[START]
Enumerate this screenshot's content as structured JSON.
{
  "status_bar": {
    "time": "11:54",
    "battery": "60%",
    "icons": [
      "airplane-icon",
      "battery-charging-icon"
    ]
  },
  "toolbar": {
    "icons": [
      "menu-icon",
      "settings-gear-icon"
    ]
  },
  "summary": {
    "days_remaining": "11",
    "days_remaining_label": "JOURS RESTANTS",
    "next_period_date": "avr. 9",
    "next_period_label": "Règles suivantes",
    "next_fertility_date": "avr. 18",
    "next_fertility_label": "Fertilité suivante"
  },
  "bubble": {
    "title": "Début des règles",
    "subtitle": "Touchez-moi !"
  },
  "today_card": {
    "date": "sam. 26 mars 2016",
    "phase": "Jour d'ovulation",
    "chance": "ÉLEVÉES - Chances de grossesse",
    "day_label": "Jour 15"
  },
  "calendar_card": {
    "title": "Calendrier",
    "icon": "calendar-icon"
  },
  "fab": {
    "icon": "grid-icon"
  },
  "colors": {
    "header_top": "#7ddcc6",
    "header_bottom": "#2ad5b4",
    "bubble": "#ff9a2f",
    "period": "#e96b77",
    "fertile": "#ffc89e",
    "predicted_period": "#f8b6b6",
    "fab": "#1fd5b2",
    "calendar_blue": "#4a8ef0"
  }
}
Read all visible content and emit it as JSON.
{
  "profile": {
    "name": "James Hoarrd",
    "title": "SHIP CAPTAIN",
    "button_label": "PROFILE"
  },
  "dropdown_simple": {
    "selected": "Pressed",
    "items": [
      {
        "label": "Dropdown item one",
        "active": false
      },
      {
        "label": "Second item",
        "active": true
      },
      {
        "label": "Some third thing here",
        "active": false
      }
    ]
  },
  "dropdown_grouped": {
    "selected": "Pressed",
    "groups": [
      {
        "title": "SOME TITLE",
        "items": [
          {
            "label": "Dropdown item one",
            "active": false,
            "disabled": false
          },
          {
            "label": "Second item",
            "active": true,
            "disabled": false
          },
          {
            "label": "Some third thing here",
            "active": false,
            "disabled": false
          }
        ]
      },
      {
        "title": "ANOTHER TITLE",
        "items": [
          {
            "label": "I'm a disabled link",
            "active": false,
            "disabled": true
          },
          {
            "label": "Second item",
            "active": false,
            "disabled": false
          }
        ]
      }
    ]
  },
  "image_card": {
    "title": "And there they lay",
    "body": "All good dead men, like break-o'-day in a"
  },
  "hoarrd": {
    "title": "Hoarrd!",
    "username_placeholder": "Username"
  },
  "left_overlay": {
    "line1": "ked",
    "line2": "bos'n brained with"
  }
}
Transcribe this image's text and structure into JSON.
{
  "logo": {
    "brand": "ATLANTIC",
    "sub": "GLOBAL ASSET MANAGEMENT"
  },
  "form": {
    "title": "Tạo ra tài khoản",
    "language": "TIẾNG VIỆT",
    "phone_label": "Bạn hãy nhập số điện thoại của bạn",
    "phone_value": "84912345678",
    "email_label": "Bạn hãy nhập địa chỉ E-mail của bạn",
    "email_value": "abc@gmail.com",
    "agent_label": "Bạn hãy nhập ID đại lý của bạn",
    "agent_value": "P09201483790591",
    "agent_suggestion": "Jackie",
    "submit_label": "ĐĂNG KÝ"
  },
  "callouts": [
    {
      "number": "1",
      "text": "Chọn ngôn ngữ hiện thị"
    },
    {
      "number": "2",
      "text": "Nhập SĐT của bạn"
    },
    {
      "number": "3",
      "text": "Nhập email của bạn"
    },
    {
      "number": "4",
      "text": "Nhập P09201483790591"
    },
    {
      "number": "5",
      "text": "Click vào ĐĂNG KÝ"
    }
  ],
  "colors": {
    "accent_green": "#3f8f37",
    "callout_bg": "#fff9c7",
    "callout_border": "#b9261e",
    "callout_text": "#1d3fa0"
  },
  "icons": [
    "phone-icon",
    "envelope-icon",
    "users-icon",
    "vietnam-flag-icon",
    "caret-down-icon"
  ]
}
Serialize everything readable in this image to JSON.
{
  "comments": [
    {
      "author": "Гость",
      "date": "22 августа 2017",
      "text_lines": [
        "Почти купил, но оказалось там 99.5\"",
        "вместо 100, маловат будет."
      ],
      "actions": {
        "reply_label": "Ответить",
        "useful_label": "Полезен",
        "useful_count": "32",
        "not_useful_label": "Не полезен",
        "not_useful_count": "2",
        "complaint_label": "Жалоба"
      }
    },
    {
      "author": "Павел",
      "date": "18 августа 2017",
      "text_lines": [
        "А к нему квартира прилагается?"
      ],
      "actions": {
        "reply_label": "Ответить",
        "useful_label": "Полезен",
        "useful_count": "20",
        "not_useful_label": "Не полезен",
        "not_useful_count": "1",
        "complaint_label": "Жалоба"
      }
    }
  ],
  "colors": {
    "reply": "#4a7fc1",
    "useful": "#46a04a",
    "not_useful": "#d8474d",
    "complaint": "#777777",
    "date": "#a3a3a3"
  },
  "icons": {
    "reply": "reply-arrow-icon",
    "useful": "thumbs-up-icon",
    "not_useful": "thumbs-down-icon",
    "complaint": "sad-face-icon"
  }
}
[END]
In the material above, find the lines that contain "third" and show them.

        "label": "Some third thing here",
            "label": "Some third thing here",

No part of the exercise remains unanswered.